### TASK DATA ###

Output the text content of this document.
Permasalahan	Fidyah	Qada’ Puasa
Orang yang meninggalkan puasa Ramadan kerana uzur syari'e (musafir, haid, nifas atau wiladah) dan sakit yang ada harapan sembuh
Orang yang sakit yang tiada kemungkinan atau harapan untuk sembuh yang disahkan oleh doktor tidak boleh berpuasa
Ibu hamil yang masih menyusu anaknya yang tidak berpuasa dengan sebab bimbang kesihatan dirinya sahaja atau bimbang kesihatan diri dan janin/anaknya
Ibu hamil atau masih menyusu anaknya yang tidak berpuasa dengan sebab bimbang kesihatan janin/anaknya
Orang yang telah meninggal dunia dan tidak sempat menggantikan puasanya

###

GIVEN PROBLEM
From the data above, pick out each line containing "bimbang" and copy it.

FINISHED TASK
Ibu hamil yang masih menyusu anaknya yang tidak berpuasa dengan sebab bimbang kesihatan dirinya sahaja atau bimbang kesihatan diri dan janin/anaknya
Ibu hamil atau masih menyusu anaknya yang tidak berpuasa dengan sebab bimbang kesihatan janin/anaknya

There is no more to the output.